Write each line out exactly, leaving none out.

● ● ● ● ●

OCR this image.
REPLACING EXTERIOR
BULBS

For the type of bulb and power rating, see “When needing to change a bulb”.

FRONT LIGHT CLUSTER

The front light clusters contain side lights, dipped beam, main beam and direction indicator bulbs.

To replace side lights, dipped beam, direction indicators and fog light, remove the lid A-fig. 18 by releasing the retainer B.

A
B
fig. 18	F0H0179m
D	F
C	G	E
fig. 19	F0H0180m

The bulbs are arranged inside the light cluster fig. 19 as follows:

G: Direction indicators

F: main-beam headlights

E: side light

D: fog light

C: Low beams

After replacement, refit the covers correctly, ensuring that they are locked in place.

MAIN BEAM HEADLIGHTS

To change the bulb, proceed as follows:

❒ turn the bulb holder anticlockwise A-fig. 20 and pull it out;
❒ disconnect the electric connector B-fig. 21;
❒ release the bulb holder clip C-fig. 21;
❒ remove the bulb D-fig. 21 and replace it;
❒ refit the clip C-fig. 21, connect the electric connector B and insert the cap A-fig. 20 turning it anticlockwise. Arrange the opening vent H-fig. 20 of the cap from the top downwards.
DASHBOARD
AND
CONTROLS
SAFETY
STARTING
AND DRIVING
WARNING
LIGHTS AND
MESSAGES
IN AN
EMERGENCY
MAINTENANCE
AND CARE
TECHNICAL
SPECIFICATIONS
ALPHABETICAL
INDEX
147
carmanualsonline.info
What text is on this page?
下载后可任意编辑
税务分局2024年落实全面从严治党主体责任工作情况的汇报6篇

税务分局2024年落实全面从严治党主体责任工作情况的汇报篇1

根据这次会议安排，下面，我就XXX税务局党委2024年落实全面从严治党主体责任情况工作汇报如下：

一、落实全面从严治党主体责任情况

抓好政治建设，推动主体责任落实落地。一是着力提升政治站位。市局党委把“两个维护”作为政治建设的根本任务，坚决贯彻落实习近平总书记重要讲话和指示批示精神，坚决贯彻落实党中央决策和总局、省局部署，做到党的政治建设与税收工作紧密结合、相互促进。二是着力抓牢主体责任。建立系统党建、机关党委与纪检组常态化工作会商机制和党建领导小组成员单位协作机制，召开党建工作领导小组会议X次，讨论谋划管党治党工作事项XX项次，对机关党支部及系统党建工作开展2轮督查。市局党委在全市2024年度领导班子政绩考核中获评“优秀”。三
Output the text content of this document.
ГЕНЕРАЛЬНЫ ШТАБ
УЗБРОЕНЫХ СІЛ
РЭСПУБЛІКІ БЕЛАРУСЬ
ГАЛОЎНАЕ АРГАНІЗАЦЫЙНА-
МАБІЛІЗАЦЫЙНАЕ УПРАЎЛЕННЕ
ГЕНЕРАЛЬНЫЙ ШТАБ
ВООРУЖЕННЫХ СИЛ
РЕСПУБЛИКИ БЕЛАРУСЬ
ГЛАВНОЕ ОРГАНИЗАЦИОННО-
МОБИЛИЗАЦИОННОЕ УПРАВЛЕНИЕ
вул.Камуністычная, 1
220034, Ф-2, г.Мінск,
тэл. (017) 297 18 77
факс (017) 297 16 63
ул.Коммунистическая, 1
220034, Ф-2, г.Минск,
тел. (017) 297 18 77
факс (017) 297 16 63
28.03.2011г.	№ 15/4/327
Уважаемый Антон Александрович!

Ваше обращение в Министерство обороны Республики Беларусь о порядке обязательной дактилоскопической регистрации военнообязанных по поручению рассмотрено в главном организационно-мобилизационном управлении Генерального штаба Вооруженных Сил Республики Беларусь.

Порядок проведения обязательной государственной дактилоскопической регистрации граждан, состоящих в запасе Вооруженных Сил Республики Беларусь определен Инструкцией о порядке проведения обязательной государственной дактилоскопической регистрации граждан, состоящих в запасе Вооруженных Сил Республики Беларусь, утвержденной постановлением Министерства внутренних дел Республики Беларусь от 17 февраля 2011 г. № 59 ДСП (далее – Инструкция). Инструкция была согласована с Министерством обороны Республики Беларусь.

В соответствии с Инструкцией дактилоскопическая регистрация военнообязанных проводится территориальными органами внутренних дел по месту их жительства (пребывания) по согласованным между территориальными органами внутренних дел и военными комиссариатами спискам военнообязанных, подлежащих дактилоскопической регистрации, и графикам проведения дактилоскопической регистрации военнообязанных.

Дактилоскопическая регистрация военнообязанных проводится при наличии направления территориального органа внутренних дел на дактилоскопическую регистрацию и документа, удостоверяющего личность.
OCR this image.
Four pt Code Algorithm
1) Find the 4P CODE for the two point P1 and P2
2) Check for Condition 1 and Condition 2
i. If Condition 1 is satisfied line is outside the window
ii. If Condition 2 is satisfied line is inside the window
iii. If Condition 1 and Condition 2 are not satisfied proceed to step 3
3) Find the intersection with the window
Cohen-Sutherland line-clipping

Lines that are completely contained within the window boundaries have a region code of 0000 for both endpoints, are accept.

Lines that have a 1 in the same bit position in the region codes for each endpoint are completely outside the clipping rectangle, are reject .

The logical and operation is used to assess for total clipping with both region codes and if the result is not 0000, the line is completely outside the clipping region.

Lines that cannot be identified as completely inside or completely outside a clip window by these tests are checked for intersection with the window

● ● ● ● ●

§ Output of the exercise
OCR this image.
REPLACING EXTERIOR
BULBS

For the type of bulb and power rating, see “When needing to change a bulb”.

FRONT LIGHT CLUSTER

The front light clusters contain side lights, dipped beam, main beam and direction indicator bulbs.

To replace side lights, dipped beam, direction indicators and fog light, remove the lid A-fig. 18 by releasing the retainer B.

A
B
fig. 18	F0H0179m
D	F
C	G	E
fig. 19	F0H0180m

The bulbs are arranged inside the light cluster fig. 19 as follows:

G: Direction indicators

F: main-beam headlights

E: side light

D: fog light

C: Low beams

After replacement, refit the covers correctly, ensuring that they are locked in place.

MAIN BEAM HEADLIGHTS

To change the bulb, proceed as follows:

❒ turn the bulb holder anticlockwise A-fig. 20 and pull it out;
❒ disconnect the electric connector B-fig. 21;
❒ release the bulb holder clip C-fig. 21;
❒ remove the bulb D-fig. 21 and replace it;
❒ refit the clip C-fig. 21, connect the electric connector B and insert the cap A-fig. 20 turning it anticlockwise. Arrange the opening vent H-fig. 20 of the cap from the top downwards.
DASHBOARD
AND
CONTROLS
SAFETY
STARTING
AND DRIVING
WARNING
LIGHTS AND
MESSAGES
IN AN
EMERGENCY
MAINTENANCE
AND CARE
TECHNICAL
SPECIFICATIONS
ALPHABETICAL
INDEX
147
carmanualsonline.info
What text is on this page?
下载后可任意编辑
税务分局2024年落实全面从严治党主体责任工作情况的汇报6篇

税务分局2024年落实全面从严治党主体责任工作情况的汇报篇1

根据这次会议安排，下面，我就XXX税务局党委2024年落实全面从严治党主体责任情况工作汇报如下：

一、落实全面从严治党主体责任情况

抓好政治建设，推动主体责任落实落地。一是着力提升政治站位。市局党委把“两个维护”作为政治建设的根本任务，坚决贯彻落实习近平总书记重要讲话和指示批示精神，坚决贯彻落实党中央决策和总局、省局部署，做到党的政治建设与税收工作紧密结合、相互促进。二是着力抓牢主体责任。建立系统党建、机关党委与纪检组常态化工作会商机制和党建领导小组成员单位协作机制，召开党建工作领导小组会议X次，讨论谋划管党治党工作事项XX项次，对机关党支部及系统党建工作开展2轮督查。市局党委在全市2024年度领导班子政绩考核中获评“优秀”。三
Output the text content of this document.
ГЕНЕРАЛЬНЫ ШТАБ
УЗБРОЕНЫХ СІЛ
РЭСПУБЛІКІ БЕЛАРУСЬ
ГАЛОЎНАЕ АРГАНІЗАЦЫЙНА-
МАБІЛІЗАЦЫЙНАЕ УПРАЎЛЕННЕ
ГЕНЕРАЛЬНЫЙ ШТАБ
ВООРУЖЕННЫХ СИЛ
РЕСПУБЛИКИ БЕЛАРУСЬ
ГЛАВНОЕ ОРГАНИЗАЦИОННО-
МОБИЛИЗАЦИОННОЕ УПРАВЛЕНИЕ
вул.Камуністычная, 1
220034, Ф-2, г.Мінск,
тэл. (017) 297 18 77
факс (017) 297 16 63
ул.Коммунистическая, 1
220034, Ф-2, г.Минск,
тел. (017) 297 18 77
факс (017) 297 16 63
28.03.2011г.	№ 15/4/327
Уважаемый Антон Александрович!

Ваше обращение в Министерство обороны Республики Беларусь о порядке обязательной дактилоскопической регистрации военнообязанных по поручению рассмотрено в главном организационно-мобилизационном управлении Генерального штаба Вооруженных Сил Республики Беларусь.

Порядок проведения обязательной государственной дактилоскопической регистрации граждан, состоящих в запасе Вооруженных Сил Республики Беларусь определен Инструкцией о порядке проведения обязательной государственной дактилоскопической регистрации граждан, состоящих в запасе Вооруженных Сил Республики Беларусь, утвержденной постановлением Министерства внутренних дел Республики Беларусь от 17 февраля 2011 г. № 59 ДСП (далее – Инструкция). Инструкция была согласована с Министерством обороны Республики Беларусь.

В соответствии с Инструкцией дактилоскопическая регистрация военнообязанных проводится территориальными органами внутренних дел по месту их жительства (пребывания) по согласованным между территориальными органами внутренних дел и военными комиссариатами спискам военнообязанных, подлежащих дактилоскопической регистрации, и графикам проведения дактилоскопической регистрации военнообязанных.

Дактилоскопическая регистрация военнообязанных проводится при наличии направления территориального органа внутренних дел на дактилоскопическую регистрацию и документа, удостоверяющего личность.
OCR this image.
Four pt Code Algorithm
1) Find the 4P CODE for the two point P1 and P2
2) Check for Condition 1 and Condition 2
i. If Condition 1 is satisfied line is outside the window
ii. If Condition 2 is satisfied line is inside the window
iii. If Condition 1 and Condition 2 are not satisfied proceed to step 3
3) Find the intersection with the window
Cohen-Sutherland line-clipping

Lines that are completely contained within the window boundaries have a region code of 0000 for both endpoints, are accept.

Lines that have a 1 in the same bit position in the region codes for each endpoint are completely outside the clipping rectangle, are reject .

The logical and operation is used to assess for total clipping with both region codes and if the result is not 0000, the line is completely outside the clipping region.

Lines that cannot be identified as completely inside or completely outside a clip window by these tests are checked for intersection with the window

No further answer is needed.